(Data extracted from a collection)

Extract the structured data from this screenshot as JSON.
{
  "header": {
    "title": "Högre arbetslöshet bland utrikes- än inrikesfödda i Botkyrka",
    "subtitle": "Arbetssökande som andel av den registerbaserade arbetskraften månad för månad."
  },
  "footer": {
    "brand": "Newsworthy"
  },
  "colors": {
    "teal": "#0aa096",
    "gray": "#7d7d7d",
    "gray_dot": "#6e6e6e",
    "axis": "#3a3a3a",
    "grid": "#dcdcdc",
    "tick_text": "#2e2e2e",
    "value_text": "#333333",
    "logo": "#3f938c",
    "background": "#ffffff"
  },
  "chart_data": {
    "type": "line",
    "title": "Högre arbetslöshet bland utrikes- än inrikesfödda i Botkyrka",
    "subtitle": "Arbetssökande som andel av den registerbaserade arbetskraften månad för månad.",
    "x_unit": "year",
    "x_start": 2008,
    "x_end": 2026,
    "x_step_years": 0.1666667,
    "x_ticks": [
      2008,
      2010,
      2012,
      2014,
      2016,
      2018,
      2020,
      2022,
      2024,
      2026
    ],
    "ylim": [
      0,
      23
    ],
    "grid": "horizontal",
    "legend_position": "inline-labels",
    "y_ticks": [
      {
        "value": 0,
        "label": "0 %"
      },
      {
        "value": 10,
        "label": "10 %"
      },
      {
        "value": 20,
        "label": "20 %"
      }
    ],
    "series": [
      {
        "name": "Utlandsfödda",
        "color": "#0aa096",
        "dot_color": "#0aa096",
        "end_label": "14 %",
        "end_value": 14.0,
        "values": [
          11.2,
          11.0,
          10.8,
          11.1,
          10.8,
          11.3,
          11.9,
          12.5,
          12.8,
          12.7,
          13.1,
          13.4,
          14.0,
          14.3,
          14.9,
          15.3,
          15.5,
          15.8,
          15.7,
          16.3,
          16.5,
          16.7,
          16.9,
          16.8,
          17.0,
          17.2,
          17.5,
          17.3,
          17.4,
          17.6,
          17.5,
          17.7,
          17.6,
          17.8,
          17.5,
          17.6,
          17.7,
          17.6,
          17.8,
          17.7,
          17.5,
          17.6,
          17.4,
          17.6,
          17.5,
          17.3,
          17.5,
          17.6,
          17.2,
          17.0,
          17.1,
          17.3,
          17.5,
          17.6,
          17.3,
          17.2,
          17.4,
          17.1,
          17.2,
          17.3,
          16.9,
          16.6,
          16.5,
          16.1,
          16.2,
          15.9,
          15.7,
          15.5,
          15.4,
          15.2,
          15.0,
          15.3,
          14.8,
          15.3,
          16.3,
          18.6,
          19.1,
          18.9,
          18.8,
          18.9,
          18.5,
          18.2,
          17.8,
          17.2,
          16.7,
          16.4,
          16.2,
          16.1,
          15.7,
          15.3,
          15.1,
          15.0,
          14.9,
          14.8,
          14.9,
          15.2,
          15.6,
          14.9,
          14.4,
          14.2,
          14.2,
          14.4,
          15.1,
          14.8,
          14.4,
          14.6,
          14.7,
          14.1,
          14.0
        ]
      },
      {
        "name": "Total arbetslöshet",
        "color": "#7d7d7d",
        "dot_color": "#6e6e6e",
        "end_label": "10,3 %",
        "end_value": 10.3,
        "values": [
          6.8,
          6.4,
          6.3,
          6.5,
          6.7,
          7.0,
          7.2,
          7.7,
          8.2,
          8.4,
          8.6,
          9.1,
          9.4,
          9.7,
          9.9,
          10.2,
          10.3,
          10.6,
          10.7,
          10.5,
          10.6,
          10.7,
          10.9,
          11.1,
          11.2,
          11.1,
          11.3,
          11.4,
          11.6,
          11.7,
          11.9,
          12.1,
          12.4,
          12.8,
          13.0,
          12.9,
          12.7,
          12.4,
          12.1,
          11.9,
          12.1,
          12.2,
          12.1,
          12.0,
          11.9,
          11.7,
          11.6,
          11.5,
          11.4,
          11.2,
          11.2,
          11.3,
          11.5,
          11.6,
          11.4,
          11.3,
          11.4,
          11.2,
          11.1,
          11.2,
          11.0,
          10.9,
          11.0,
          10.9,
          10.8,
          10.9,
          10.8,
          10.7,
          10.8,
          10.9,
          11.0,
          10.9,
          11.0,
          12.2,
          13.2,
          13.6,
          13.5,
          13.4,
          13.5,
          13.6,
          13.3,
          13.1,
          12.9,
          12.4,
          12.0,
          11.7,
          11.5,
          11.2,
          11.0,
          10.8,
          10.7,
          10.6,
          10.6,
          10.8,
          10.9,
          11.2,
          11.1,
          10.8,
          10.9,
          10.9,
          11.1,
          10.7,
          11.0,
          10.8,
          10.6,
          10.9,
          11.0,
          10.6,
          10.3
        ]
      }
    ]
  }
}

§ Task
Output the complete data exactly as written.

§ Complete answer
Extract the structured data from this screenshot as JSON.
{
  "header": {
    "title": "Högre arbetslöshet bland utrikes- än inrikesfödda i Botkyrka",
    "subtitle": "Arbetssökande som andel av den registerbaserade arbetskraften månad för månad."
  },
  "footer": {
    "brand": "Newsworthy"
  },
  "colors": {
    "teal": "#0aa096",
    "gray": "#7d7d7d",
    "gray_dot": "#6e6e6e",
    "axis": "#3a3a3a",
    "grid": "#dcdcdc",
    "tick_text": "#2e2e2e",
    "value_text": "#333333",
    "logo": "#3f938c",
    "background": "#ffffff"
  },
  "chart_data": {
    "type": "line",
    "title": "Högre arbetslöshet bland utrikes- än inrikesfödda i Botkyrka",
    "subtitle": "Arbetssökande som andel av den registerbaserade arbetskraften månad för månad.",
    "x_unit": "year",
    "x_start": 2008,
    "x_end": 2026,
    "x_step_years": 0.1666667,
    "x_ticks": [
      2008,
      2010,
      2012,
      2014,
      2016,
      2018,
      2020,
      2022,
      2024,
      2026
    ],
    "ylim": [
      0,
      23
    ],
    "grid": "horizontal",
    "legend_position": "inline-labels",
    "y_ticks": [
      {
        "value": 0,
        "label": "0 %"
      },
      {
        "value": 10,
        "label": "10 %"
      },
      {
        "value": 20,
        "label": "20 %"
      }
    ],
    "series": [
      {
        "name": "Utlandsfödda",
        "color": "#0aa096",
        "dot_color": "#0aa096",
        "end_label": "14 %",
        "end_value": 14.0,
        "values": [
          11.2,
          11.0,
          10.8,
          11.1,
          10.8,
          11.3,
          11.9,
          12.5,
          12.8,
          12.7,
          13.1,
          13.4,
          14.0,
          14.3,
          14.9,
          15.3,
          15.5,
          15.8,
          15.7,
          16.3,
          16.5,
          16.7,
          16.9,
          16.8,
          17.0,
          17.2,
          17.5,
          17.3,
          17.4,
          17.6,
          17.5,
          17.7,
          17.6,
          17.8,
          17.5,
          17.6,
          17.7,
          17.6,
          17.8,
          17.7,
          17.5,
          17.6,
          17.4,
          17.6,
          17.5,
          17.3,
          17.5,
          17.6,
          17.2,
          17.0,
          17.1,
          17.3,
          17.5,
          17.6,
          17.3,
          17.2,
          17.4,
          17.1,
          17.2,
          17.3,
          16.9,
          16.6,
          16.5,
          16.1,
          16.2,
          15.9,
          15.7,
          15.5,
          15.4,
          15.2,
          15.0,
          15.3,
          14.8,
          15.3,
          16.3,
          18.6,
          19.1,
          18.9,
          18.8,
          18.9,
          18.5,
          18.2,
          17.8,
          17.2,
          16.7,
          16.4,
          16.2,
          16.1,
          15.7,
          15.3,
          15.1,
          15.0,
          14.9,
          14.8,
          14.9,
          15.2,
          15.6,
          14.9,
          14.4,
          14.2,
          14.2,
          14.4,
          15.1,
          14.8,
          14.4,
          14.6,
          14.7,
          14.1,
          14.0
        ]
      },
      {
        "name": "Total arbetslöshet",
        "color": "#7d7d7d",
        "dot_color": "#6e6e6e",
        "end_label": "10,3 %",
        "end_value": 10.3,
        "values": [
          6.8,
          6.4,
          6.3,
          6.5,
          6.7,
          7.0,
          7.2,
          7.7,
          8.2,
          8.4,
          8.6,
          9.1,
          9.4,
          9.7,
          9.9,
          10.2,
          10.3,
          10.6,
          10.7,
          10.5,
          10.6,
          10.7,
          10.9,
          11.1,
          11.2,
          11.1,
          11.3,
          11.4,
          11.6,
          11.7,
          11.9,
          12.1,
          12.4,
          12.8,
          13.0,
          12.9,
          12.7,
          12.4,
          12.1,
          11.9,
          12.1,
          12.2,
          12.1,
          12.0,
          11.9,
          11.7,
          11.6,
          11.5,
          11.4,
          11.2,
          11.2,
          11.3,
          11.5,
          11.6,
          11.4,
          11.3,
          11.4,
          11.2,
          11.1,
          11.2,
          11.0,
          10.9,
          11.0,
          10.9,
          10.8,
          10.9,
          10.8,
          10.7,
          10.8,
          10.9,
          11.0,
          10.9,
          11.0,
          12.2,
          13.2,
          13.6,
          13.5,
          13.4,
          13.5,
          13.6,
          13.3,
          13.1,
          12.9,
          12.4,
          12.0,
          11.7,
          11.5,
          11.2,
          11.0,
          10.8,
          10.7,
          10.6,
          10.6,
          10.8,
          10.9,
          11.2,
          11.1,
          10.8,
          10.9,
          10.9,
          11.1,
          10.7,
          11.0,
          10.8,
          10.6,
          10.9,
          11.0,
          10.6,
          10.3
        ]
      }
    ]
  }
}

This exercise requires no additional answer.